# Listing start
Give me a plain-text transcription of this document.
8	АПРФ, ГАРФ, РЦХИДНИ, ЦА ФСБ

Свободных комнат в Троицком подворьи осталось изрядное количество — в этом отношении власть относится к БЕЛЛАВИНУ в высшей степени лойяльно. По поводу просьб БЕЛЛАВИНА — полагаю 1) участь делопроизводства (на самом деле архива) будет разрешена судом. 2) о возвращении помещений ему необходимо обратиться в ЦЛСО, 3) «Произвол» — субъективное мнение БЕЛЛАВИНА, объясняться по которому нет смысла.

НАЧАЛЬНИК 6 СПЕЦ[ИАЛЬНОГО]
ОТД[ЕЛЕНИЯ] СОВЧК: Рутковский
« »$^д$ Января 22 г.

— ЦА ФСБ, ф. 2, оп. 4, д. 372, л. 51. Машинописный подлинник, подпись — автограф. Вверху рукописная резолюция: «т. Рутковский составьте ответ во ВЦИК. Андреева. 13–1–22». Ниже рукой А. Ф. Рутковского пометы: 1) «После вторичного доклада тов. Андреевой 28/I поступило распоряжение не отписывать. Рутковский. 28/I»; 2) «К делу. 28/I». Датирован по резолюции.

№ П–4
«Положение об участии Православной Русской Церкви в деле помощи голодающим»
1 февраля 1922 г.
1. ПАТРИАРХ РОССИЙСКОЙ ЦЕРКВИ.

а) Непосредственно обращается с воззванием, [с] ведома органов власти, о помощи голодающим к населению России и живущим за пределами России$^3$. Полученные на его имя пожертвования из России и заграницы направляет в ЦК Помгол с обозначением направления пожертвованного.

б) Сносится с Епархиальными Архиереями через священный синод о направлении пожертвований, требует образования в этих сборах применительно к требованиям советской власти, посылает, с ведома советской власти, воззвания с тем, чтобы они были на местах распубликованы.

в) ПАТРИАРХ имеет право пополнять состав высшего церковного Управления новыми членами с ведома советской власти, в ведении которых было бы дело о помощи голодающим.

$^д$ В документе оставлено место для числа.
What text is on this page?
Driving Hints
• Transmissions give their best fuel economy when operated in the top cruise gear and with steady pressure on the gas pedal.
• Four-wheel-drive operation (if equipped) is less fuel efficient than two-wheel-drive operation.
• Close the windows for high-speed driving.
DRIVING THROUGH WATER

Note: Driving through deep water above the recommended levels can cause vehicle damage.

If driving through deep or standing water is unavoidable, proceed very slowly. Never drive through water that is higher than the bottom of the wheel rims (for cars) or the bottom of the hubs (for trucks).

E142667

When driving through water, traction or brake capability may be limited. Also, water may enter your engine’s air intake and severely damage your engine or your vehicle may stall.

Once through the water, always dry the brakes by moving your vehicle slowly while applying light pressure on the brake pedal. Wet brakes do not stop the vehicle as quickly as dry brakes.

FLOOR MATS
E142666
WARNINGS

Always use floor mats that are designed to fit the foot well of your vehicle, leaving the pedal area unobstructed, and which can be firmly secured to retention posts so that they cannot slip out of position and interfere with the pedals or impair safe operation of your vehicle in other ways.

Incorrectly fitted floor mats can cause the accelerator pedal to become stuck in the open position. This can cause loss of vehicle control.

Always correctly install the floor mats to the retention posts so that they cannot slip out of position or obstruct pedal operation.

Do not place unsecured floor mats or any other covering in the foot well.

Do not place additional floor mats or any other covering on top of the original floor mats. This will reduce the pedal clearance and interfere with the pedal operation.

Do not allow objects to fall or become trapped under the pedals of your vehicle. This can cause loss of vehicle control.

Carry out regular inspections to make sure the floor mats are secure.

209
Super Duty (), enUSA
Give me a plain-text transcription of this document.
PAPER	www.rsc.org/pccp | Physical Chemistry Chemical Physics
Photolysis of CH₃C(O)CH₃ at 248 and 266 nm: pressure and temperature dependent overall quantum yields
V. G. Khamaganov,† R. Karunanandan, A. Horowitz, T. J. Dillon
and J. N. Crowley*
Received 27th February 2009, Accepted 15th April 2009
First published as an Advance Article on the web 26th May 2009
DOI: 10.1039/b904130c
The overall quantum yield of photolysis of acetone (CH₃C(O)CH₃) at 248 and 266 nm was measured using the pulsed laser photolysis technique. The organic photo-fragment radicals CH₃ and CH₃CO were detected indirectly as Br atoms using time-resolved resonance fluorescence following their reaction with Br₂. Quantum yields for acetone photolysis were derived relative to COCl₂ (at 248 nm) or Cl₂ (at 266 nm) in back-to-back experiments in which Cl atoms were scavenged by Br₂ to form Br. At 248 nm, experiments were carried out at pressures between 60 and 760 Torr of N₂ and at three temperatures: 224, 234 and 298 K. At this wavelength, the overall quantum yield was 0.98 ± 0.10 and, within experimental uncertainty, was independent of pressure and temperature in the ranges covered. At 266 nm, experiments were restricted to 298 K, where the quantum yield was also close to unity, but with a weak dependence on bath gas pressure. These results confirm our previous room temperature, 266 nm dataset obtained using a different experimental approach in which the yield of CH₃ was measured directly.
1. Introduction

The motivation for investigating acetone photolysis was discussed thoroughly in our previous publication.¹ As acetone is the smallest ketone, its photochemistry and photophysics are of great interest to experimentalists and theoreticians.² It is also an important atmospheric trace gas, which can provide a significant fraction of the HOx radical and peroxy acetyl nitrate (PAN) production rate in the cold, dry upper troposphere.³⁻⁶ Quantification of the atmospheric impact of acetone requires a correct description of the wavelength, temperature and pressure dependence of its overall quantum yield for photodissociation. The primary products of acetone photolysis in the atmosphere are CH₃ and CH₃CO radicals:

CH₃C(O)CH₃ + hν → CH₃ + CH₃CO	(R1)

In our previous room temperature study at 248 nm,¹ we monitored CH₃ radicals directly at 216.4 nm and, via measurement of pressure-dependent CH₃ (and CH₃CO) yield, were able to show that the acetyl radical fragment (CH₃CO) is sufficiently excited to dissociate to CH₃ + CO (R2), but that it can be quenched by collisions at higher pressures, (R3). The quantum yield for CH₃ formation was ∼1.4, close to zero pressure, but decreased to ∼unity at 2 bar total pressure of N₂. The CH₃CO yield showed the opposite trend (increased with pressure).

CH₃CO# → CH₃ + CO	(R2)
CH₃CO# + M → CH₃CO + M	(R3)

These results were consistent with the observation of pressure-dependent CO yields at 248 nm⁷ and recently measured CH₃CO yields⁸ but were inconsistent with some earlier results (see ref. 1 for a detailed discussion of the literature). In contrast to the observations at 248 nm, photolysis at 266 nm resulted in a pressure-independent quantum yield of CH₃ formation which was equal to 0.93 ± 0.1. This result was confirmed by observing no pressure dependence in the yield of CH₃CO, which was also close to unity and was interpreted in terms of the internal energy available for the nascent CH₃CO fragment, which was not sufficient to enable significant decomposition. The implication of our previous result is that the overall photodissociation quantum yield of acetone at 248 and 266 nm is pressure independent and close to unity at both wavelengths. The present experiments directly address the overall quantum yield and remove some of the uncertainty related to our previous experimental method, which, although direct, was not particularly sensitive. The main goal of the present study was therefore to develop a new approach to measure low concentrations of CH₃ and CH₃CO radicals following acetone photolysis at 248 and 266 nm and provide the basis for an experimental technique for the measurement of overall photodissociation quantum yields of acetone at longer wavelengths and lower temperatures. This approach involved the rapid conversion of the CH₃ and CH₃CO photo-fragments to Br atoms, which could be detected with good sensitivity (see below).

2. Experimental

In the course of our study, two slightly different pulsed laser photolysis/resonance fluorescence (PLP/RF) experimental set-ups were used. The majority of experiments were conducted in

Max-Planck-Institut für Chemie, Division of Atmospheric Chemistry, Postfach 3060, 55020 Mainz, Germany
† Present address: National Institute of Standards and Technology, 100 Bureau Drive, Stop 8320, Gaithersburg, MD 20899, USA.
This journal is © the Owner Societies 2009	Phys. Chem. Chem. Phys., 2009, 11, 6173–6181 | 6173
# Listing end
> [Requirement] Pick each line holding the word "damage" out of the data and copy it.

> [Written response]
Note: Driving through deep water above the recommended levels can cause vehicle damage.
When driving through water, traction or brake capability may be limited. Also, water may enter your engine’s air intake and severely damage your engine or your vehicle may stall.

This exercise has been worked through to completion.